What is being asked ▸ Retype, word for word, the line containing "Output a JSON" and every line after it to the end. Skip pictures.

Records for this exercise ▸
====

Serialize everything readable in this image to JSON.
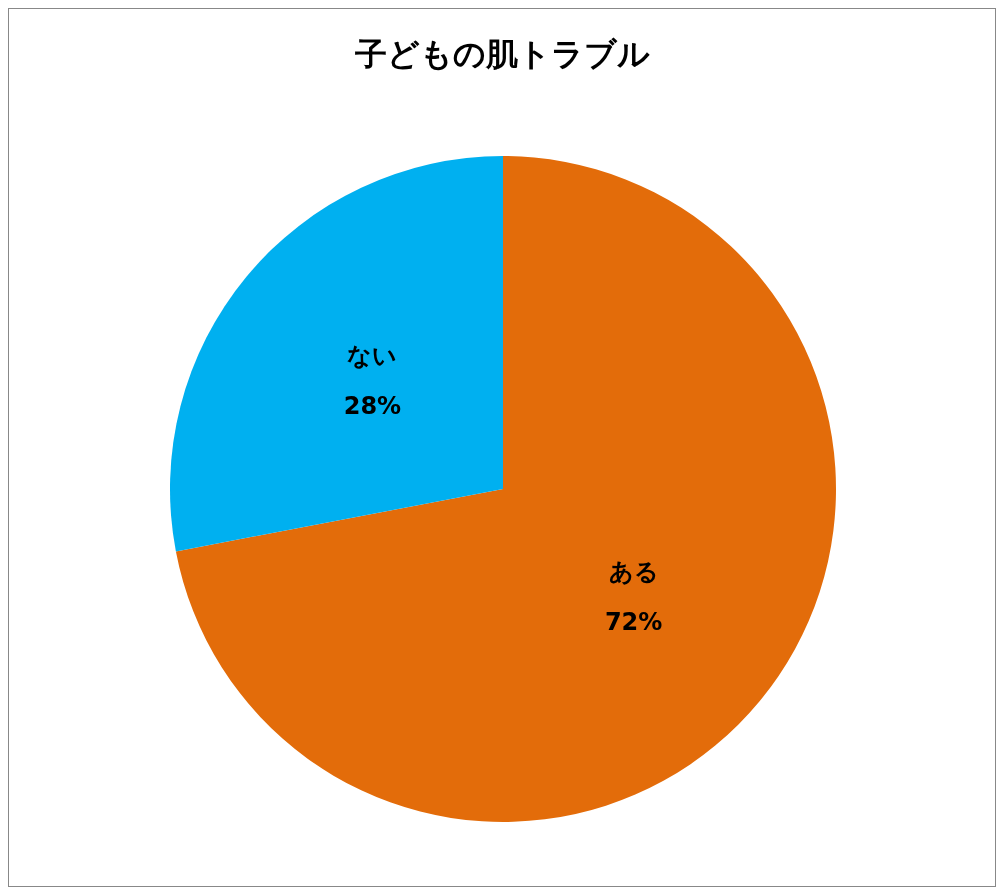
{
  "chart_data": {
    "type": "pie",
    "title": "子どもの肌トラブル",
    "categories": [
      "ある",
      "ない"
    ],
    "values": [
      72,
      28
    ],
    "value_labels": [
      "72%",
      "28%"
    ],
    "colors": [
      "#e36c0a",
      "#00b0f0"
    ],
    "legend": false
  }
}
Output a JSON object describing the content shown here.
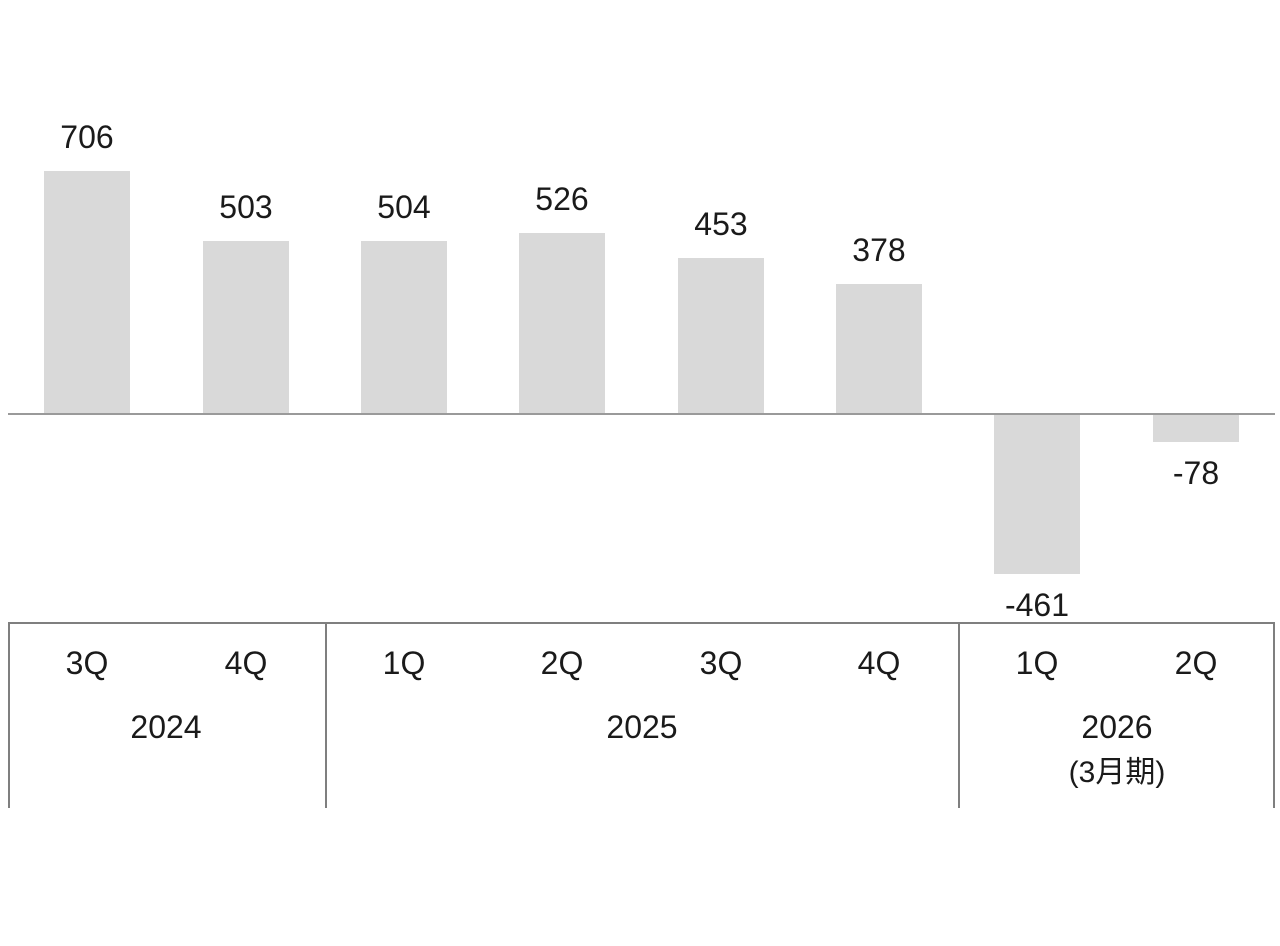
{
  "chart_data": {
    "type": "bar",
    "categories": [
      "3Q",
      "4Q",
      "1Q",
      "2Q",
      "3Q",
      "4Q",
      "1Q",
      "2Q"
    ],
    "values": [
      706,
      503,
      504,
      526,
      453,
      378,
      -461,
      -78
    ],
    "data_labels": [
      "706",
      "503",
      "504",
      "526",
      "453",
      "378",
      "-461",
      "-78"
    ],
    "groups": [
      {
        "label": "2024",
        "sublabel": "",
        "span": 2
      },
      {
        "label": "2025",
        "sublabel": "",
        "span": 4
      },
      {
        "label": "2026",
        "sublabel": "(3月期)",
        "span": 2
      }
    ],
    "title": "",
    "xlabel": "",
    "ylabel": "",
    "ylim": [
      -560,
      780
    ],
    "grid": false,
    "legend": false,
    "bar_color": "#d9d9d9",
    "axis_line_color": "#9a9a9a",
    "table_line_color": "#7f7f7f",
    "text_color": "#1a1a1a"
  }
}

====

Worked answer ▸
Output a JSON object describing the content shown here.
{
  "chart_data": {
    "type": "bar",
    "categories": [
      "3Q",
      "4Q",
      "1Q",
      "2Q",
      "3Q",
      "4Q",
      "1Q",
      "2Q"
    ],
    "values": [
      706,
      503,
      504,
      526,
      453,
      378,
      -461,
      -78
    ],
    "data_labels": [
      "706",
      "503",
      "504",
      "526",
      "453",
      "378",
      "-461",
      "-78"
    ],
    "groups": [
      {
        "label": "2024",
        "sublabel": "",
        "span": 2
      },
      {
        "label": "2025",
        "sublabel": "",
        "span": 4
      },
      {
        "label": "2026",
        "sublabel": "(3月期)",
        "span": 2
      }
    ],
    "title": "",
    "xlabel": "",
    "ylabel": "",
    "ylim": [
      -560,
      780
    ],
    "grid": false,
    "legend": false,
    "bar_color": "#d9d9d9",
    "axis_line_color": "#9a9a9a",
    "table_line_color": "#7f7f7f",
    "text_color": "#1a1a1a"
  }
}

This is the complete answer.